### TEXTE SOURCE
*-*-*
Le président sénégalais a nommé, le 5 avril dernier, sur proposition de son Premier ministre Ousmane Sonko, un gouvernement composé en grande partie de profils peu connus du grand public. Un total de 25 ministres avec à sa tête Ousmane Sonko et qui compte quatre femmes occupant des postes clés. Découvrons-les.
Yassine Fall, Ministre des Affaires étrangères

L’économiste chevronnée est la deuxième femme à être nommée ministre des Affaires étrangères au Sénégal. La nouvelle tenante du stratégique portefeuille de l’Intégration africaine et des Affaires étrangères, incarne cette nouvelle ère de leadership féminin au pays de la Teranga. Elle n’est pourtant pas une novice. En effet, après une première expérience de treize ans à la tête d’une entreprise internationale de conseil en politique macroéconomique, Yassine Fall a rejoint l’ONU. Elle y a passé quinze années à divers postes de responsabilité. Parmi ses fonctions, elle a été directrice régionale de l’UNIFEM pour l’Afrique de l’Ouest et du Centre, et directrice de la Division économique d’ONU Femmes à New York. En 2018, après avoir quitté l’ONU, elle a rejoint l’ex-Pastef, le parti fondé par Ousmane Sonko et Diomaye Faye, les actuels Premier ministre et Président de la République.
Fatou Diouf, Ministre des Pêches

Une autre figure marquante est celle de Madame Fatou Diouf, Ministre des Pêches, des Infrastructures maritimes et portuaires. Fatou Diouf est Chevalier de l’Ordre national et enseignante-chercheure spécialiste des activités maritimes. Titulaire d’une thèse de doctorat sur la pêche illicite, non déclarée et non réglementée (dite pêche INN), elle a acquis une solide expérience professionnelle dans les administrations de la marine marchande et de la pêche du Sénégal, où elle a notamment officié en tant qu’Administrateur des Affaires maritimes. Elle a également été conseillère technique chargée des questions juridiques dans des cabinets ministériels. En parallèle, elle a participé à des conférences internationales et à la négociation d’accords internationaux sur la pêche et les transports maritimes, tout en enseignant le droit de la mer et des pêches maritimes à diverses institutions universitaires.
*-*-*
### ENTRÉES FOURNIES
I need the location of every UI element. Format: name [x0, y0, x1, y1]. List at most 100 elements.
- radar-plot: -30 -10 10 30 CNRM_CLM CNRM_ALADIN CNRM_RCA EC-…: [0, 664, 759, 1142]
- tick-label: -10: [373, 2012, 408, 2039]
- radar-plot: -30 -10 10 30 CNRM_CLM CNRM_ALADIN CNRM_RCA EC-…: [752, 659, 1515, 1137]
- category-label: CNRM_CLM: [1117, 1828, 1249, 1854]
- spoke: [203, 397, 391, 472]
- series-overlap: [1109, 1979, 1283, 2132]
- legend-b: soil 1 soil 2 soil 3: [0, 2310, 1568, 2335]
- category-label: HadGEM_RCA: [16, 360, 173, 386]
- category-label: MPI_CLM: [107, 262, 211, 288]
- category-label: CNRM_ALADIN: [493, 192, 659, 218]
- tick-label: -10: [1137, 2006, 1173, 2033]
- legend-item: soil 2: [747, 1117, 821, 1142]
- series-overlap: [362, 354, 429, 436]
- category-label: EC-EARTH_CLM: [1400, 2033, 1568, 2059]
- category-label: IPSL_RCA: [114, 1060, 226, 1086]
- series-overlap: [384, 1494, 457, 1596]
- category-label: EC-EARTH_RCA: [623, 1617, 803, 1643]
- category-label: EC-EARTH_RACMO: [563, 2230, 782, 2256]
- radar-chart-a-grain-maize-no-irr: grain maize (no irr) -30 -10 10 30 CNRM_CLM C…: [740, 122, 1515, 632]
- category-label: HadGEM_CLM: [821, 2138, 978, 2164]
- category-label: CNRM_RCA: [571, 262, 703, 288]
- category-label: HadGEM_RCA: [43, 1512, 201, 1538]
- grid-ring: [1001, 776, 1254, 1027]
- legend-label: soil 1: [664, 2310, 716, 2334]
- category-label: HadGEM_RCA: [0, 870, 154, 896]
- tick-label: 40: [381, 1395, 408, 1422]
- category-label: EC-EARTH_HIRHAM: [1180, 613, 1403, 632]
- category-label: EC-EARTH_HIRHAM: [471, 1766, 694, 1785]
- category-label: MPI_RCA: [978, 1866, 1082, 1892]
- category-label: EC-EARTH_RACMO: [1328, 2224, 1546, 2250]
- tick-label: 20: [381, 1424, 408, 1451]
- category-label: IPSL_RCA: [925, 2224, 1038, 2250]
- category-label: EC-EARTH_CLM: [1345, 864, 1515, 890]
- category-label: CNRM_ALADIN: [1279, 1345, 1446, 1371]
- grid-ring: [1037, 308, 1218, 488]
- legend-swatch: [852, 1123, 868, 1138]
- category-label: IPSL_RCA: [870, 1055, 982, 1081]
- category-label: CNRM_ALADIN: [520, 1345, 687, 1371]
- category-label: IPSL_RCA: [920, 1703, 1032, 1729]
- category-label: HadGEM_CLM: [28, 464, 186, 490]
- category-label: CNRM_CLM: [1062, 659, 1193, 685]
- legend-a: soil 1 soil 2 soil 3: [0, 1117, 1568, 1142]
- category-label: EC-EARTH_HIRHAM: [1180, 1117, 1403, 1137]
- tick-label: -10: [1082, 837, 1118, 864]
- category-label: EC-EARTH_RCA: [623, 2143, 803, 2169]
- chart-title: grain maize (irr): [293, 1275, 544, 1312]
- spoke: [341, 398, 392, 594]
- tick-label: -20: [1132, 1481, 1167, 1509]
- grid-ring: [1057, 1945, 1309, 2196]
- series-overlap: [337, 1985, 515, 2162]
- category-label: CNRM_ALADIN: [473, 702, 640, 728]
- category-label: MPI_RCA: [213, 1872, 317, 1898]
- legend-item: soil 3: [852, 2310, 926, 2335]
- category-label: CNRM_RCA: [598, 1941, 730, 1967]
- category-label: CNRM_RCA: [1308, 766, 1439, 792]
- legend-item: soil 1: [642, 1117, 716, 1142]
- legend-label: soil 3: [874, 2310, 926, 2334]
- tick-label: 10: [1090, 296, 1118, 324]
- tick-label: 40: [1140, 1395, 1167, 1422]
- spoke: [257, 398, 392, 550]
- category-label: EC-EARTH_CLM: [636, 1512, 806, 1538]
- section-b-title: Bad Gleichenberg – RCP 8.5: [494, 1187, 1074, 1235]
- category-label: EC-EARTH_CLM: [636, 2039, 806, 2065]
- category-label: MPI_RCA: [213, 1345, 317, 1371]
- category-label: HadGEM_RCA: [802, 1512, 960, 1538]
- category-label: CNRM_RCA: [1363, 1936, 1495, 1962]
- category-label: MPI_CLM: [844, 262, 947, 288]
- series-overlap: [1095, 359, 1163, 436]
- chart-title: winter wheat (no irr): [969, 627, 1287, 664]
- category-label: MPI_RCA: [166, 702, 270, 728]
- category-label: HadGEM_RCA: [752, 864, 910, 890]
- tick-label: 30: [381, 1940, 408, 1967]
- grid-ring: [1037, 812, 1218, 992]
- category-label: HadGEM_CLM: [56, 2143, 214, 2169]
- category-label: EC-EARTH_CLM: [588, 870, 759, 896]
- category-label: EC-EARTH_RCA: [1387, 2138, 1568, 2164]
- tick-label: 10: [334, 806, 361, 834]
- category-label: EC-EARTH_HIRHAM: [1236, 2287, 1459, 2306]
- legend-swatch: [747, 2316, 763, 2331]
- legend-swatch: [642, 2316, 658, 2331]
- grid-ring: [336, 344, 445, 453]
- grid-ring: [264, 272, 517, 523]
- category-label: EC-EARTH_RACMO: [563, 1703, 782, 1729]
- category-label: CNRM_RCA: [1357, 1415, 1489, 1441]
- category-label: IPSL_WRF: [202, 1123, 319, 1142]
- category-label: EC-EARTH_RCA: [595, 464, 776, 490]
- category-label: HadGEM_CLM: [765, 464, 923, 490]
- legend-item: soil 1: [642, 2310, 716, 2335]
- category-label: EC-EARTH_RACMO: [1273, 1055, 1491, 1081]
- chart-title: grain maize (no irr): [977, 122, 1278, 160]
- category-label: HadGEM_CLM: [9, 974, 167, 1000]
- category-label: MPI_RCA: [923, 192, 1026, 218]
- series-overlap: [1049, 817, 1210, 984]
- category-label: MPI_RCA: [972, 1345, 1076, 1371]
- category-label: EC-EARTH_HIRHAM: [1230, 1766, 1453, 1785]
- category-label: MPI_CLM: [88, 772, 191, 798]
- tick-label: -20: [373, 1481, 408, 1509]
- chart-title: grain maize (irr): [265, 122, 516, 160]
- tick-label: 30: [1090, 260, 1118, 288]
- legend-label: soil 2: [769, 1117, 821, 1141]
*-*-*
Reprenez l'article sur les femmes ministres du nouveau gouvernement sénégalais et poursuivez sa rédaction à la suite de sa dernière phrase. Les entrées fournies n'ont aucun rapport avec l'article.

### RÉPONSE ATTENDUE
Maïmouna Dièye, Ministre de la Famille et des Solidarités

La nomination de Madame Maïmouna Dièye en tant que Ministre de la Famille et des Solidarités est également significative. C’est une actrice de développement qui a fini par migrer en politique. Présidente du mouvement des femmes de l’ex-Pastef, pour le Sénégal et la diaspora, elle est aussi maire de Patte d’Oie à Dakar, lors des élections locales de 2022. Son rôle dans la création d’un environnement favorable au bien-être de tous les citoyens met en évidence l’importance de la perspective féminine dans la formulation de politiques sociales.
Khady Diène Gaye, Ministre des Sports

Première femme à diriger le ministère sénégalais des Sports, Madame Khady Diène Gaye est également en charge de la Jeunesse et de la Culture. L’Inspectrice de la jeunesse et des sports s’engage à coopérer avec dévouement et détermination avec tous les acteurs du secteur. Sa vision inclut la promotion de l’inclusion, de l’équité et de l’excellence dans toutes les disciplines sportives, ainsi que la création d’un environnement propice au développement des talents locaux et à la cohésion sociale. Forte de son expérience et de sa détermination, elle prévoit une transformation systémique du sport sénégalais, avec des initiatives telles qu’un nouveau cadre juridique, une refonte de la loi sur le sport et une revalorisation de l’éducation physique et sportive à tous les niveaux.
Avec la nomination de ces femmes de tête, Superwoman en puissance, le Sénégal illustre bien sa volonté de progresser vers une gouvernance plus inclusive. Un timide début, tout de même audacieux pour Ousmane Sonko, à saluer et à encourager. Il nous faut pouvoir aller plus loin afin que le genre ne limite pas les possibilités mais enrichisse davantage et diversifie les perspectives nécessaires à une croissance et un développement durables de nos États.